_STATED EXERCISE_:
Count every line that includes the string "Phone" in the entries that follow. Nothing besides the number is needed.

[Extracted records]
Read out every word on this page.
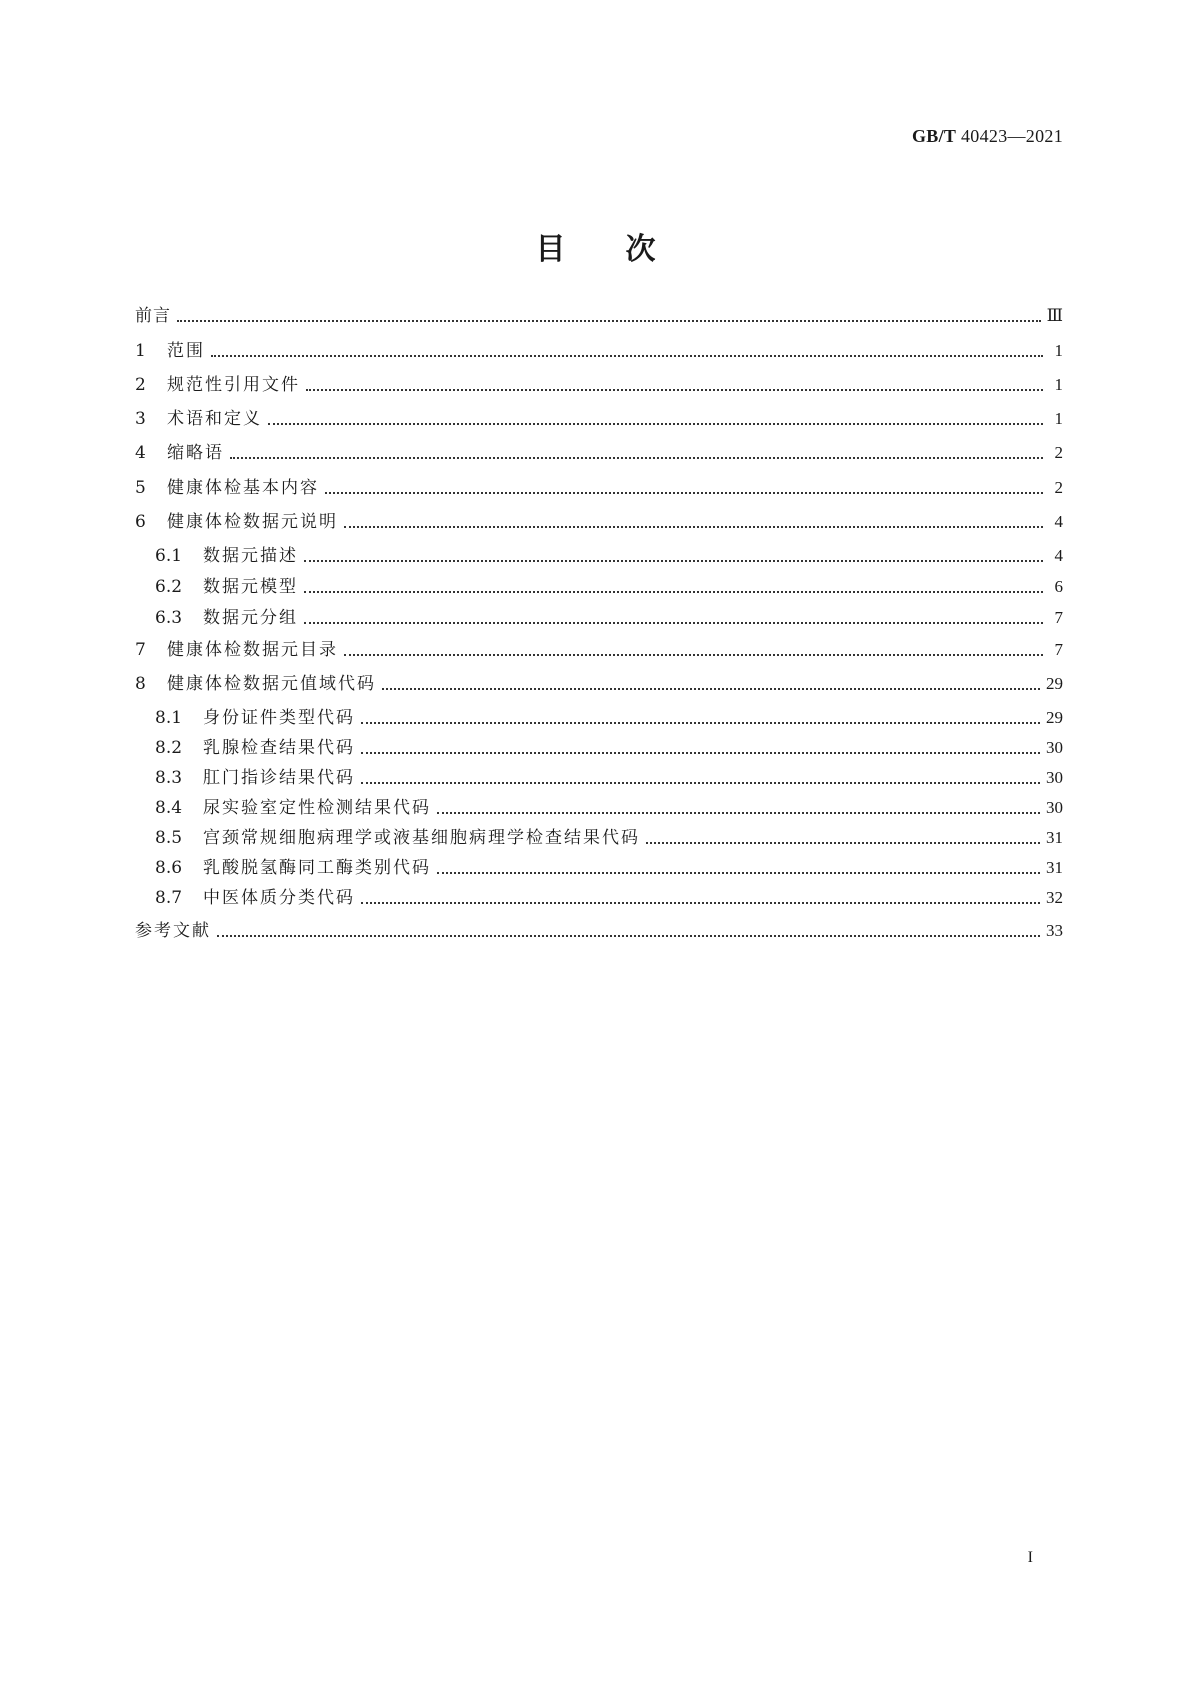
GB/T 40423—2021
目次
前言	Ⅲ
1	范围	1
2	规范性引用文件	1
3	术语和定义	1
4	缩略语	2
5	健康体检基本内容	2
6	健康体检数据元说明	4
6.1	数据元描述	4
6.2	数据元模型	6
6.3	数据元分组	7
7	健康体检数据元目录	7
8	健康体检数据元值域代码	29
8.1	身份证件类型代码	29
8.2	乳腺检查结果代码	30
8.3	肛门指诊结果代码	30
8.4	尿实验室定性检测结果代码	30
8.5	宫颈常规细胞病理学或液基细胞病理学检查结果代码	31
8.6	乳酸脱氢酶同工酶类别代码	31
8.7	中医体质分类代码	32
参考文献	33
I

...

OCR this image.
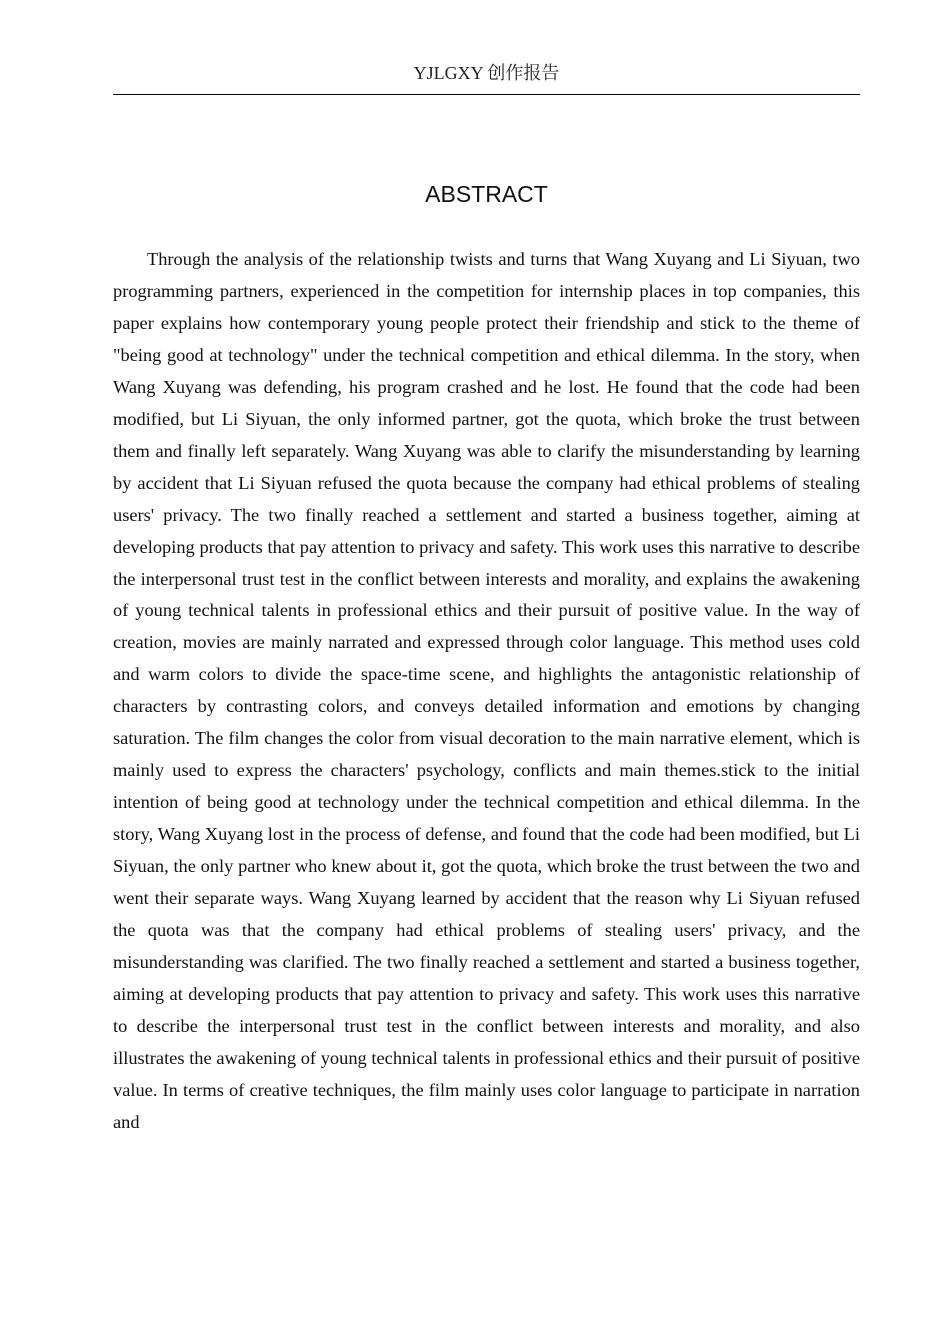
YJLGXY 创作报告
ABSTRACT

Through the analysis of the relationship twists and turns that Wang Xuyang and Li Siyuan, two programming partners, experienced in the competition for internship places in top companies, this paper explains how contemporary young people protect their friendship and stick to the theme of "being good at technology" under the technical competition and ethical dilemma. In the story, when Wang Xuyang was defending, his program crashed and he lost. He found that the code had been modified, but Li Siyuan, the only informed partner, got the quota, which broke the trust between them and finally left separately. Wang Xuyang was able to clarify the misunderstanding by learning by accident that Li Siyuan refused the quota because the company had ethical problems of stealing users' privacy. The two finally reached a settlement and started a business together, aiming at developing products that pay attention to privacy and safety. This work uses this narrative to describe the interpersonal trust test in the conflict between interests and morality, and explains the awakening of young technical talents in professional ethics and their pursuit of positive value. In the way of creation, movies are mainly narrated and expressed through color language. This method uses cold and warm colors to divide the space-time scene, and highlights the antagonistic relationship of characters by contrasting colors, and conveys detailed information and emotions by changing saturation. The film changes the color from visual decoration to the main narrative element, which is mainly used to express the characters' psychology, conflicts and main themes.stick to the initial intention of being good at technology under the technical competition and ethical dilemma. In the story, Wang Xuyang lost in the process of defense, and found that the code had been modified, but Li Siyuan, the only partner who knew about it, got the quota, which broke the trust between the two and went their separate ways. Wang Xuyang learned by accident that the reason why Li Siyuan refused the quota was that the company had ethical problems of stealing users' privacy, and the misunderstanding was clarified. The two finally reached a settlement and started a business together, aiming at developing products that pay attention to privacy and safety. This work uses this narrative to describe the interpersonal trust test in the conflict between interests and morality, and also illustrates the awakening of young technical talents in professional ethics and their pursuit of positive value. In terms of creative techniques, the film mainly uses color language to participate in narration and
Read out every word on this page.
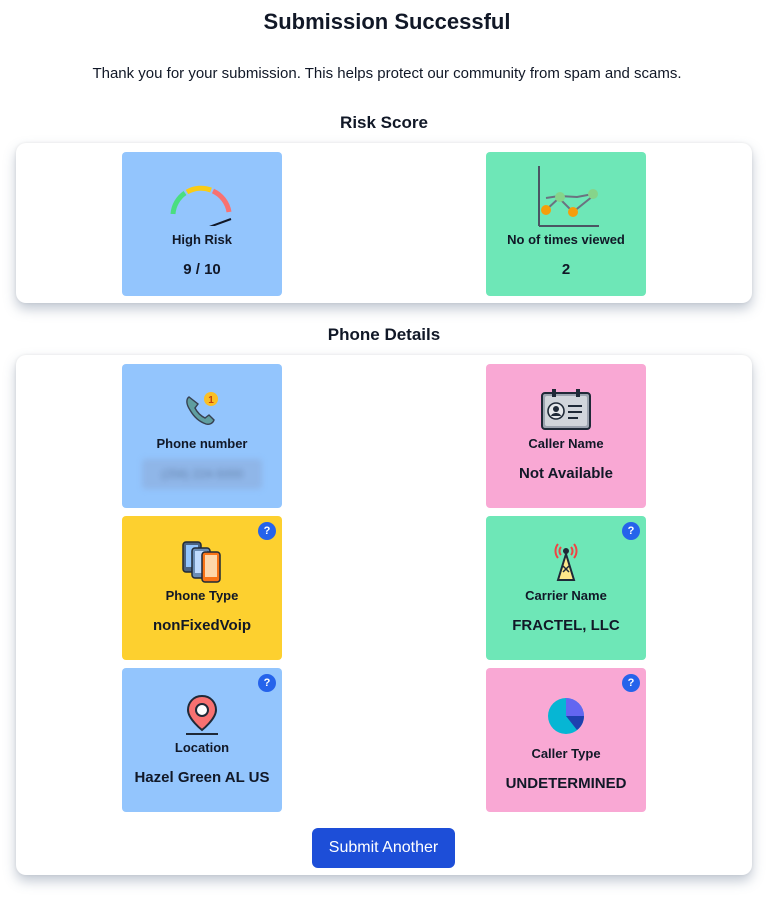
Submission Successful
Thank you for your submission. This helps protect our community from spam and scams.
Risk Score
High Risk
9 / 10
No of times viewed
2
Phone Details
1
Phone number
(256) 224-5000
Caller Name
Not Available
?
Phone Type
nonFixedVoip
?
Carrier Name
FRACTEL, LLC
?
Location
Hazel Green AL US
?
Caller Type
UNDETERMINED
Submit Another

_SOLUTION TO THE EXERCISE_:
3